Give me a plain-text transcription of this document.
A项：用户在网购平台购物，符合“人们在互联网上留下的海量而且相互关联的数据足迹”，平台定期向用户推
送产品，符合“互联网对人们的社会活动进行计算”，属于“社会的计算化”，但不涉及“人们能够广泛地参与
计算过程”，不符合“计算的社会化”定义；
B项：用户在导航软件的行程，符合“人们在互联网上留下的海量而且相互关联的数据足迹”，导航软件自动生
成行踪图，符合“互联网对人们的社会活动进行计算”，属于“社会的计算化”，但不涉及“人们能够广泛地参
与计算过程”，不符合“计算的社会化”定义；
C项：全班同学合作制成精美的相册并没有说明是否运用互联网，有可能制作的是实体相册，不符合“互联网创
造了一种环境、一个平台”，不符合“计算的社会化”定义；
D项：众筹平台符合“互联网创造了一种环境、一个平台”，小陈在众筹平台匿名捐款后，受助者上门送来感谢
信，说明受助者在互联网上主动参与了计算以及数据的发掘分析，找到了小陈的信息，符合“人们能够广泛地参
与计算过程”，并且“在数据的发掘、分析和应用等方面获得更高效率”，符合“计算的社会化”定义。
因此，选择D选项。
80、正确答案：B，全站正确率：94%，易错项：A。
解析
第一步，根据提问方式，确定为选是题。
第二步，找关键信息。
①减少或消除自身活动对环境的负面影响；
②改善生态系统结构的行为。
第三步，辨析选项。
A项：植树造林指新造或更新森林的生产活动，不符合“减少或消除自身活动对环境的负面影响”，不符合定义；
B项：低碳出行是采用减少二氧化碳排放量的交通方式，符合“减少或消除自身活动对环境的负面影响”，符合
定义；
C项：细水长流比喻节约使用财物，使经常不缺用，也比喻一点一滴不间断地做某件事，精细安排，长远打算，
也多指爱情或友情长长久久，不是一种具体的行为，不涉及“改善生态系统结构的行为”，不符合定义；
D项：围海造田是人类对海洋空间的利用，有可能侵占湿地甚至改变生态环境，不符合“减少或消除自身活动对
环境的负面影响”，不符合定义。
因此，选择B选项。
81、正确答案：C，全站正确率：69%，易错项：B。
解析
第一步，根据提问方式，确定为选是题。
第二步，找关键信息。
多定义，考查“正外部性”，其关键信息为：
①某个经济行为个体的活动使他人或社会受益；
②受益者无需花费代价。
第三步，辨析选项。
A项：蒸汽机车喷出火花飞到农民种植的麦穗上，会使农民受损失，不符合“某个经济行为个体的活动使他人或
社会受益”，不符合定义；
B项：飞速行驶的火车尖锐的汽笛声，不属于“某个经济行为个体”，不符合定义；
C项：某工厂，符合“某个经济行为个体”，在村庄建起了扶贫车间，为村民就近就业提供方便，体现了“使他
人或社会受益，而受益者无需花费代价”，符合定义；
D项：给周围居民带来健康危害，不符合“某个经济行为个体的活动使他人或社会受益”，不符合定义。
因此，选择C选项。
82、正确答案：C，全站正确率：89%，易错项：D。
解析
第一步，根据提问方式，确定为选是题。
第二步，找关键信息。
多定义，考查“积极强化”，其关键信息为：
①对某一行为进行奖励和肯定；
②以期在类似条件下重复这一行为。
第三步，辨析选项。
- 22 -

-------------------------

Every line above needs to be retyped exactly.

Give me a plain-text transcription of this document.
A项：用户在网购平台购物，符合“人们在互联网上留下的海量而且相互关联的数据足迹”，平台定期向用户推
送产品，符合“互联网对人们的社会活动进行计算”，属于“社会的计算化”，但不涉及“人们能够广泛地参与
计算过程”，不符合“计算的社会化”定义；
B项：用户在导航软件的行程，符合“人们在互联网上留下的海量而且相互关联的数据足迹”，导航软件自动生
成行踪图，符合“互联网对人们的社会活动进行计算”，属于“社会的计算化”，但不涉及“人们能够广泛地参
与计算过程”，不符合“计算的社会化”定义；
C项：全班同学合作制成精美的相册并没有说明是否运用互联网，有可能制作的是实体相册，不符合“互联网创
造了一种环境、一个平台”，不符合“计算的社会化”定义；
D项：众筹平台符合“互联网创造了一种环境、一个平台”，小陈在众筹平台匿名捐款后，受助者上门送来感谢
信，说明受助者在互联网上主动参与了计算以及数据的发掘分析，找到了小陈的信息，符合“人们能够广泛地参
与计算过程”，并且“在数据的发掘、分析和应用等方面获得更高效率”，符合“计算的社会化”定义。
因此，选择D选项。
80、正确答案：B，全站正确率：94%，易错项：A。
解析
第一步，根据提问方式，确定为选是题。
第二步，找关键信息。
①减少或消除自身活动对环境的负面影响；
②改善生态系统结构的行为。
第三步，辨析选项。
A项：植树造林指新造或更新森林的生产活动，不符合“减少或消除自身活动对环境的负面影响”，不符合定义；
B项：低碳出行是采用减少二氧化碳排放量的交通方式，符合“减少或消除自身活动对环境的负面影响”，符合
定义；
C项：细水长流比喻节约使用财物，使经常不缺用，也比喻一点一滴不间断地做某件事，精细安排，长远打算，
也多指爱情或友情长长久久，不是一种具体的行为，不涉及“改善生态系统结构的行为”，不符合定义；
D项：围海造田是人类对海洋空间的利用，有可能侵占湿地甚至改变生态环境，不符合“减少或消除自身活动对
环境的负面影响”，不符合定义。
因此，选择B选项。
81、正确答案：C，全站正确率：69%，易错项：B。
解析
第一步，根据提问方式，确定为选是题。
第二步，找关键信息。
多定义，考查“正外部性”，其关键信息为：
①某个经济行为个体的活动使他人或社会受益；
②受益者无需花费代价。
第三步，辨析选项。
A项：蒸汽机车喷出火花飞到农民种植的麦穗上，会使农民受损失，不符合“某个经济行为个体的活动使他人或
社会受益”，不符合定义；
B项：飞速行驶的火车尖锐的汽笛声，不属于“某个经济行为个体”，不符合定义；
C项：某工厂，符合“某个经济行为个体”，在村庄建起了扶贫车间，为村民就近就业提供方便，体现了“使他
人或社会受益，而受益者无需花费代价”，符合定义；
D项：给周围居民带来健康危害，不符合“某个经济行为个体的活动使他人或社会受益”，不符合定义。
因此，选择C选项。
82、正确答案：C，全站正确率：89%，易错项：D。
解析
第一步，根据提问方式，确定为选是题。
第二步，找关键信息。
多定义，考查“积极强化”，其关键信息为：
①对某一行为进行奖励和肯定；
②以期在类似条件下重复这一行为。
第三步，辨析选项。
- 22 -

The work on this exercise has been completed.